### [WORK ORDER]
Please transcribe the records precisely; pictures stay out of your copy.

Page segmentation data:
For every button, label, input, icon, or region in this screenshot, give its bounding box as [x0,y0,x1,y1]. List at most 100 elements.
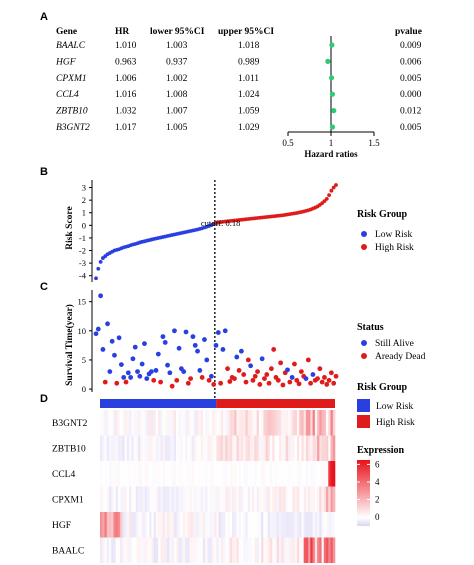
heatmap-cell [216,486,219,512]
heatmap-cell [252,486,255,512]
heatmap-cell [272,461,275,487]
heatmap-cell [147,461,150,487]
heatmap-cell [167,486,170,512]
heatmap-cell [129,537,132,563]
heatmap-cell [131,461,134,487]
heatmap-cell [263,461,266,487]
heatmap-cell [258,486,262,512]
heatmap-cell [305,512,309,538]
heatmap-cell [167,461,170,487]
heatmap-cell [100,435,103,461]
table-header: Gene HR lower 95%CI upper 95%CI pvalue [56,27,422,37]
heatmap-cell [252,410,255,436]
heatmap-cell [303,435,307,461]
heatmap-cell [274,461,278,487]
risk-point-high [331,185,336,190]
survival-point-alive [289,375,295,380]
heatmap-cell [108,512,112,538]
heatmap-cell [189,435,193,461]
heatmap-cell [142,410,146,436]
heatmap-cell [310,461,313,487]
heatmap-cell [191,512,195,538]
survival-point-alive [167,370,173,376]
survival-point-alive [259,356,265,362]
heatmap-cell [279,435,282,461]
heatmap-cell [296,435,300,461]
heatmap-cell [303,410,307,436]
survival-point-alive [248,363,254,369]
heatmap-cell [169,410,172,436]
heatmap-cell [129,512,132,538]
heatmap-cell [229,410,233,436]
heatmap-cell [332,512,336,538]
survival-point-dead [206,377,212,383]
heatmap-cell [236,512,240,538]
heatmap-cell [147,512,150,538]
heatmap-cell [319,512,322,538]
heatmap-cell [241,410,244,436]
heatmap-cell [187,537,190,563]
heatmap-cell [238,435,242,461]
heatmap-cell [126,537,130,563]
heatmap-cell [158,435,161,461]
panel-c-label: C [40,281,48,293]
heatmap-cell [267,537,271,563]
heatmap-cell [207,537,210,563]
heatmap-cell [285,410,289,436]
heatmap-cell [270,435,273,461]
heatmap-cell [135,512,139,538]
heatmap-cell [292,486,296,512]
heatmap-cell [211,537,215,563]
heatmap-cell [194,512,197,538]
heatmap-cell [328,461,331,487]
heatmap-cell [124,512,128,538]
heatmap-cell [198,435,202,461]
heatmap-cell [129,435,132,461]
panel-a: A Gene HR lower 95%CI upper 95%CI pvalue… [40,11,422,159]
risk-y-tick-label: 1 [82,208,86,218]
group-bar-high [216,399,335,408]
survival-point-dead [241,372,247,377]
survival-point-dead [174,377,180,383]
heatmap-cell [102,435,105,461]
survival-point-alive [234,354,240,360]
heatmap-cell [332,410,336,436]
heatmap-cell [106,410,110,436]
heatmap-cell [155,461,159,487]
heatmap-cell [111,537,114,563]
heatmap-cell [267,512,271,538]
heatmap-cell [162,486,166,512]
risk-point-high [334,183,338,187]
heatmap-cell [249,537,253,563]
heatmap-cell [117,435,121,461]
heatmap-cell [310,435,313,461]
hr-value: 1.010 [115,41,137,51]
heatmap-cell [209,410,213,436]
table-rows: BAALC 1.010 1.003 1.018 0.009 HGF 0.963 0.937 0.… [55,41,422,133]
heatmap-cell [249,461,253,487]
heatmap-cell [317,486,320,512]
heatmap-cell [274,537,278,563]
heatmap-cell [205,435,208,461]
survival-point-alive [139,361,145,367]
heatmap-cell [314,435,318,461]
gene-name: B3GNT2 [56,123,90,133]
survival-point-dead [268,366,274,372]
legend-item-high: High Risk [376,418,415,428]
heatmap-row-label: BAALC [52,546,84,556]
heatmap-cell [164,486,168,512]
heatmap-cell [200,537,204,563]
heatmap-cell [267,435,271,461]
heatmap-cell [305,461,309,487]
legend-item-dead: Aready Dead [375,352,426,362]
heatmap-cell [276,435,280,461]
heatmap-cell [330,461,334,487]
heatmap-cell [155,410,159,436]
heatmap-cell [283,537,287,563]
heatmap-cell [169,537,172,563]
survival-point-alive [137,373,143,379]
heatmap-cell [241,461,244,487]
heatmap-cell [169,435,172,461]
survival-point-alive [155,351,161,357]
heatmap-cell [227,486,231,512]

### [RESULT BELOW]
For every button, label, input, icon, or region in this screenshot, give its bounding box as [x0,y0,x1,y1]. List at most 100 elements.
heatmap-cell [216,486,219,512]
heatmap-cell [252,486,255,512]
heatmap-cell [272,461,275,487]
heatmap-cell [147,461,150,487]
heatmap-cell [167,486,170,512]
heatmap-cell [129,537,132,563]
heatmap-cell [131,461,134,487]
heatmap-cell [263,461,266,487]
heatmap-cell [258,486,262,512]
heatmap-cell [305,512,309,538]
heatmap-cell [167,461,170,487]
heatmap-cell [100,435,103,461]
table-header: Gene HR lower 95%CI upper 95%CI pvalue [56,27,422,37]
heatmap-cell [252,410,255,436]
heatmap-cell [303,435,307,461]
heatmap-cell [274,461,278,487]
risk-point-high [331,185,336,190]
survival-point-alive [289,375,295,380]
heatmap-cell [108,512,112,538]
heatmap-cell [189,435,193,461]
heatmap-cell [142,410,146,436]
heatmap-cell [310,461,313,487]
heatmap-cell [191,512,195,538]
survival-point-alive [167,370,173,376]
survival-point-alive [259,356,265,362]
heatmap-cell [279,435,282,461]
heatmap-cell [296,435,300,461]
heatmap-cell [303,410,307,436]
survival-point-alive [248,363,254,369]
heatmap-cell [169,410,172,436]
heatmap-cell [129,512,132,538]
heatmap-cell [229,410,233,436]
heatmap-cell [332,512,336,538]
survival-point-dead [206,377,212,383]
heatmap-cell [236,512,240,538]
heatmap-cell [147,512,150,538]
heatmap-cell [319,512,322,538]
heatmap-cell [241,410,244,436]
heatmap-cell [187,537,190,563]
heatmap-cell [238,435,242,461]
heatmap-cell [126,537,130,563]
heatmap-cell [158,435,161,461]
panel-c-label: C [40,281,48,293]
heatmap-cell [267,537,271,563]
heatmap-cell [207,537,210,563]
heatmap-cell [285,410,289,436]
heatmap-cell [270,435,273,461]
heatmap-cell [135,512,139,538]
heatmap-cell [292,486,296,512]
heatmap-cell [211,537,215,563]
heatmap-cell [194,512,197,538]
heatmap-cell [328,461,331,487]
heatmap-cell [124,512,128,538]
heatmap-cell [198,435,202,461]
heatmap-cell [129,435,132,461]
panel-a: A Gene HR lower 95%CI upper 95%CI pvalue… [40,11,422,159]
risk-y-tick-label: 1 [82,208,86,218]
group-bar-high [216,399,335,408]
survival-point-dead [241,372,247,377]
survival-point-dead [174,377,180,383]
heatmap-cell [102,435,105,461]
survival-point-alive [234,354,240,360]
heatmap-cell [332,410,336,436]
heatmap-cell [106,410,110,436]
heatmap-cell [155,461,159,487]
heatmap-cell [111,537,114,563]
heatmap-cell [267,512,271,538]
heatmap-cell [162,486,166,512]
risk-point-high [334,183,338,187]
heatmap-cell [249,537,253,563]
heatmap-cell [117,435,121,461]
heatmap-cell [310,435,313,461]
hr-value: 1.010 [115,41,137,51]
heatmap-cell [209,410,213,436]
table-rows: BAALC 1.010 1.003 1.018 0.009 HGF 0.963 0.937 0.… [55,41,422,133]
heatmap-cell [249,461,253,487]
heatmap-cell [317,486,320,512]
heatmap-cell [274,537,278,563]
heatmap-cell [205,435,208,461]
survival-point-alive [139,361,145,367]
heatmap-cell [314,435,318,461]
gene-name: B3GNT2 [56,123,90,133]
survival-point-dead [268,366,274,372]
legend-item-high: High Risk [376,418,415,428]
heatmap-row-label: BAALC [52,546,84,556]
heatmap-cell [164,486,168,512]
heatmap-cell [200,537,204,563]
heatmap-cell [267,435,271,461]
heatmap-cell [305,461,309,487]
legend-item-dead: Aready Dead [375,352,426,362]
heatmap-cell [276,435,280,461]
heatmap-cell [330,461,334,487]
heatmap-cell [155,410,159,436]
heatmap-cell [283,537,287,563]
heatmap-cell [169,537,172,563]
survival-point-alive [137,373,143,379]
heatmap-cell [241,461,244,487]
heatmap-cell [169,435,172,461]
survival-point-alive [155,351,161,357]
heatmap-cell [227,486,231,512]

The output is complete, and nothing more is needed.